---------- Material for this exercise
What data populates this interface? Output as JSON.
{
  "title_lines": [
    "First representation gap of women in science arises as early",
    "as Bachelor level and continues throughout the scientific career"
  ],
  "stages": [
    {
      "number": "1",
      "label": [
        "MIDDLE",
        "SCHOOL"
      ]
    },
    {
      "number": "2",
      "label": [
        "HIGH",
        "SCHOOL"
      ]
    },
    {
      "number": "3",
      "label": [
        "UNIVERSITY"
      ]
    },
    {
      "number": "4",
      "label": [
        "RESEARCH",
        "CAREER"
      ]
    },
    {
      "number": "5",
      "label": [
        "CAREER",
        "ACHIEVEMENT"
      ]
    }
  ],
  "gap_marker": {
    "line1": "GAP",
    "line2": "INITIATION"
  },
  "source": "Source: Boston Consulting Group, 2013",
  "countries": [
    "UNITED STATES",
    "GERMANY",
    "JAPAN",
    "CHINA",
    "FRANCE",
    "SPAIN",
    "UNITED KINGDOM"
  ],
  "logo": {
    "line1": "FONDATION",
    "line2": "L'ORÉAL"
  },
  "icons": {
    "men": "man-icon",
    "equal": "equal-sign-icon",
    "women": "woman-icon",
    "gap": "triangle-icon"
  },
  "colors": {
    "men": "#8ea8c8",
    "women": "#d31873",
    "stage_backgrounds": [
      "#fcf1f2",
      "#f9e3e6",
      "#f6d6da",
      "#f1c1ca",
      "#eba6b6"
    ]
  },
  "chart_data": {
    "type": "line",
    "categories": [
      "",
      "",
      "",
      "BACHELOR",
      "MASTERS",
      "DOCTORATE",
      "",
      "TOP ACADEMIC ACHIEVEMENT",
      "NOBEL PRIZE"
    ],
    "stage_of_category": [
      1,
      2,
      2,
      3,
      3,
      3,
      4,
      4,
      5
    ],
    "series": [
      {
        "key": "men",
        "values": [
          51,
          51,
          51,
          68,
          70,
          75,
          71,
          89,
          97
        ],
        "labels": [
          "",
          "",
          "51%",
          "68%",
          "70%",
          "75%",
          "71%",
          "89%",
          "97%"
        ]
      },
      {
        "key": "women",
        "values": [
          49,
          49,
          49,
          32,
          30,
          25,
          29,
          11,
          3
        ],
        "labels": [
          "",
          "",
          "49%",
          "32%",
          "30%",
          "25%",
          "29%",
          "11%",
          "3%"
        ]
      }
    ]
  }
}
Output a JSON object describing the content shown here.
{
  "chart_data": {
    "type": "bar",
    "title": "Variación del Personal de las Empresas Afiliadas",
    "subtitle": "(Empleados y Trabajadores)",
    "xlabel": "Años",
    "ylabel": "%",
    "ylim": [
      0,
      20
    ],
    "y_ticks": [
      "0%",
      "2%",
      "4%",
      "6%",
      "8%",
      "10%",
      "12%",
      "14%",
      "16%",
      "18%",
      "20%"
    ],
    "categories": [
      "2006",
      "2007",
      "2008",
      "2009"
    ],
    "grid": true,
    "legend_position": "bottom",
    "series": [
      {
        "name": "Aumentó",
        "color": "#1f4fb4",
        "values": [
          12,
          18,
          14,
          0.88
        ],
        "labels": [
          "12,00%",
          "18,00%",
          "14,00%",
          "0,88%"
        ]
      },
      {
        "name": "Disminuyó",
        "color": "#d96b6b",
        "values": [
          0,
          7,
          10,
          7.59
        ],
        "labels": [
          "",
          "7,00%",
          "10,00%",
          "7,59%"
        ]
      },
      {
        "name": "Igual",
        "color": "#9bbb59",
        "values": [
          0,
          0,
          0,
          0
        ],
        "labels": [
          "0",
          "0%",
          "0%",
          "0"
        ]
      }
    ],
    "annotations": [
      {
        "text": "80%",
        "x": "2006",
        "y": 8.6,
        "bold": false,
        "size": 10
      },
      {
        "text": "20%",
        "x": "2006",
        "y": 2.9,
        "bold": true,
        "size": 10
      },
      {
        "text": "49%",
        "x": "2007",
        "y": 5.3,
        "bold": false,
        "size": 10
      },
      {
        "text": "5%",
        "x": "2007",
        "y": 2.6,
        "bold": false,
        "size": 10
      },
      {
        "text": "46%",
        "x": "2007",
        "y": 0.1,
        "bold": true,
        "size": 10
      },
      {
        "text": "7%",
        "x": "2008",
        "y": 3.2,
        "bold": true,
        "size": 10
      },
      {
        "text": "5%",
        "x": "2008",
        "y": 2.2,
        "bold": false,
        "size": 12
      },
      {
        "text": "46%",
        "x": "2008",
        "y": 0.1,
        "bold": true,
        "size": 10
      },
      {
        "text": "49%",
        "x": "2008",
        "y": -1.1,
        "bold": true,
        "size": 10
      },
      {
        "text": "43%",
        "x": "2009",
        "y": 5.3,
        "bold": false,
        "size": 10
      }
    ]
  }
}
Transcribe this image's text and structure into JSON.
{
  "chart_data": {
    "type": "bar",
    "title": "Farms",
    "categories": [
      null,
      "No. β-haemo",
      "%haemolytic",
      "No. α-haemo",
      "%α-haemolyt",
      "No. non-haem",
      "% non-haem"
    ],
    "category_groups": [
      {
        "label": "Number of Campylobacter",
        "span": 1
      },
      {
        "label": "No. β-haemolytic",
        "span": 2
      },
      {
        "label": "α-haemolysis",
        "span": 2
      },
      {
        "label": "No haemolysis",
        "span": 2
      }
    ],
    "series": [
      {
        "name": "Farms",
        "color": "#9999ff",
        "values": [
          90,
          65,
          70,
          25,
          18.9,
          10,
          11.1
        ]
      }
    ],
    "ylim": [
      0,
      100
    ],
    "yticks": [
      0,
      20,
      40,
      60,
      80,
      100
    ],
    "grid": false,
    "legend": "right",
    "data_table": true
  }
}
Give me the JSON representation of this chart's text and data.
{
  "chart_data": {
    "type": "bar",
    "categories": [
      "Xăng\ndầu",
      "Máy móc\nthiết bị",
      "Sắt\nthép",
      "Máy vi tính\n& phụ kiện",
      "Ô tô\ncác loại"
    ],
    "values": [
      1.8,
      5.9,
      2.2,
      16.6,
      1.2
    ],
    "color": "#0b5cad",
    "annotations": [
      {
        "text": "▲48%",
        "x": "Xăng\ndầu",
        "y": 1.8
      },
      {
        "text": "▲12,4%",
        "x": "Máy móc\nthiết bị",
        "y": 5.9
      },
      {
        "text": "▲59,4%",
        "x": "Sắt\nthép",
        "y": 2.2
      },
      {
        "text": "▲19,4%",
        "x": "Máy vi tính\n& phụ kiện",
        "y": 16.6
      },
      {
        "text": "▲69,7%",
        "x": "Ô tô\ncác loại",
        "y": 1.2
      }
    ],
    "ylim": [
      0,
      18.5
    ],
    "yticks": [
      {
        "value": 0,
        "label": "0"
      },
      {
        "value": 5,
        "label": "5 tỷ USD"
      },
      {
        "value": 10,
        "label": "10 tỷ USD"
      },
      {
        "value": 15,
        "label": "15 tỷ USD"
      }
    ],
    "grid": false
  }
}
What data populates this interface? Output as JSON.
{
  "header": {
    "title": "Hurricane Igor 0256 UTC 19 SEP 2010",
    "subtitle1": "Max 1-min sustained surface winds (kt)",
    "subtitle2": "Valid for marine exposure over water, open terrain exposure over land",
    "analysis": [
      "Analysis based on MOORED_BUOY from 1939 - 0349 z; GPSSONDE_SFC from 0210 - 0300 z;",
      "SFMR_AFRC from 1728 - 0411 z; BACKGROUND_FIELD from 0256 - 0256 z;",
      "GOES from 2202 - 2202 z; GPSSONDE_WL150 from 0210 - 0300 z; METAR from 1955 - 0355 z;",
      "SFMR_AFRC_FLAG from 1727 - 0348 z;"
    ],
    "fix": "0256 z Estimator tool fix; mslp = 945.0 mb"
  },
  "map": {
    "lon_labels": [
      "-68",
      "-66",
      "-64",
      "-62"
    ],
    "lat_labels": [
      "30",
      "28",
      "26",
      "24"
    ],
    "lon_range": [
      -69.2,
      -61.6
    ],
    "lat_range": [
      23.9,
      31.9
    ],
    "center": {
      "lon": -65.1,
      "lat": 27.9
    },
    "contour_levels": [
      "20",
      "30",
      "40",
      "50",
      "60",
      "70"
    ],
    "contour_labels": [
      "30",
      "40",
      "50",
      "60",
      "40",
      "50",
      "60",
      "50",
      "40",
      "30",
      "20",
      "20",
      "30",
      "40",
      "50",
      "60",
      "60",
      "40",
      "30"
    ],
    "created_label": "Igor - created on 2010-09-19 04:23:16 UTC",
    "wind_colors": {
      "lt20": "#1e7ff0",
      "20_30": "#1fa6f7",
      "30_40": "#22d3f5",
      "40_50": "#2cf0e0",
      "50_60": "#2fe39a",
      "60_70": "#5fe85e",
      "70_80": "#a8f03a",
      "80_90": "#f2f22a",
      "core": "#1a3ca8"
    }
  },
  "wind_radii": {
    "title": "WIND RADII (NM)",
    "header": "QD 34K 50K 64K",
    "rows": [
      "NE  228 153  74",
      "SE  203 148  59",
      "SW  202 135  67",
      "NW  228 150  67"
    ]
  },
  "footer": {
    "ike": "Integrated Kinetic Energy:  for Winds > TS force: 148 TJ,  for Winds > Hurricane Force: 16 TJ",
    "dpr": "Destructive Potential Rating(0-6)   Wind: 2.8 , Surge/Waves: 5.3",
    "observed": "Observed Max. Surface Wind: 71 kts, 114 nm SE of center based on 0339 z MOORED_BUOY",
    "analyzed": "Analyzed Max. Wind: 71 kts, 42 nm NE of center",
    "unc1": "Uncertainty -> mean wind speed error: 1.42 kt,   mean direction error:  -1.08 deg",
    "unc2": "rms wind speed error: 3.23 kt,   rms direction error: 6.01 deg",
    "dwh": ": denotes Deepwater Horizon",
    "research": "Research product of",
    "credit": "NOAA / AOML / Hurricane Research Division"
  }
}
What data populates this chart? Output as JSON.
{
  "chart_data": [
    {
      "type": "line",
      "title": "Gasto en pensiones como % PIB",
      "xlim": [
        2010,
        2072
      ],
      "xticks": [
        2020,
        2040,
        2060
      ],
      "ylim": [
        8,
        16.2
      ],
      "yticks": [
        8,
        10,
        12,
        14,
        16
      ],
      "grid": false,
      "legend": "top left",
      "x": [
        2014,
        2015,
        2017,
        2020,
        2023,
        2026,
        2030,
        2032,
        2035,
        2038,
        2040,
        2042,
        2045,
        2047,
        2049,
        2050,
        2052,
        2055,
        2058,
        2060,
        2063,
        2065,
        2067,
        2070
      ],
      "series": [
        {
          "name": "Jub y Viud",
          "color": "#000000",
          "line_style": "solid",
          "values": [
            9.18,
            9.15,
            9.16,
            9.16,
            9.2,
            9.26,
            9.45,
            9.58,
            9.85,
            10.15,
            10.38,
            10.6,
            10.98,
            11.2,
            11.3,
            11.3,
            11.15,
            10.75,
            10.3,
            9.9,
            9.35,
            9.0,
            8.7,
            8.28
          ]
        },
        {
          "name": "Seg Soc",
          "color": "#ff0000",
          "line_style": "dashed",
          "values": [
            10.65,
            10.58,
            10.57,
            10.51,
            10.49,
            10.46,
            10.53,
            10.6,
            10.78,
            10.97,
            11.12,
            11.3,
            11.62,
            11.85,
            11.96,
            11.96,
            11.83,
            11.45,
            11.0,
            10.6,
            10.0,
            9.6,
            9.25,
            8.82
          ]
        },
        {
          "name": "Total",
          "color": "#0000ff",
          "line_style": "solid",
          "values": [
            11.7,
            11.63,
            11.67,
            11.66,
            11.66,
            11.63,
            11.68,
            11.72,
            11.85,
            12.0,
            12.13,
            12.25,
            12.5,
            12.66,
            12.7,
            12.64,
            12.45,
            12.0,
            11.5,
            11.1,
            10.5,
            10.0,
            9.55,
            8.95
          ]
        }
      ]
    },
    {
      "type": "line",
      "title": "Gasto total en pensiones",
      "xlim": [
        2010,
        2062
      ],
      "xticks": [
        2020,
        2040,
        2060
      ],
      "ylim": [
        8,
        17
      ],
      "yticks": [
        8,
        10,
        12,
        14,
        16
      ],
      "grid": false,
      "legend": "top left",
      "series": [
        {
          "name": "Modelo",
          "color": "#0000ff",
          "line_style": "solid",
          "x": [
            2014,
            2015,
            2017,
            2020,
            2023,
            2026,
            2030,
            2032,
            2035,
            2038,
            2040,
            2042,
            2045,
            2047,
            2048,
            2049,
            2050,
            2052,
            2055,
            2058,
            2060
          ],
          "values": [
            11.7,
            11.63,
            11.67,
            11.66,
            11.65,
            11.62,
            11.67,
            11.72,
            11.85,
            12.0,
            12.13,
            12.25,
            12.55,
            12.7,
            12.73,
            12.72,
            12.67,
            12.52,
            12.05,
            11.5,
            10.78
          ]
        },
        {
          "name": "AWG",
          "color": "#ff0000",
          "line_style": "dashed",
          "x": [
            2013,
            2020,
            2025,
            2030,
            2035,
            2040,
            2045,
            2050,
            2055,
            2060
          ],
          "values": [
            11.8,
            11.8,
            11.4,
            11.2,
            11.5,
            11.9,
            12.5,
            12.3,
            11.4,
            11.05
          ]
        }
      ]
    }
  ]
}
--------------------
▶ _Exercise requirements_
Scan the records above for the string "Igor", then select every line that holds it.

▶ _The reply_
    "title": "Hurricane Igor 0256 UTC 19 SEP 2010",
    "created_label": "Igor - created on 2010-09-19 04:23:16 UTC",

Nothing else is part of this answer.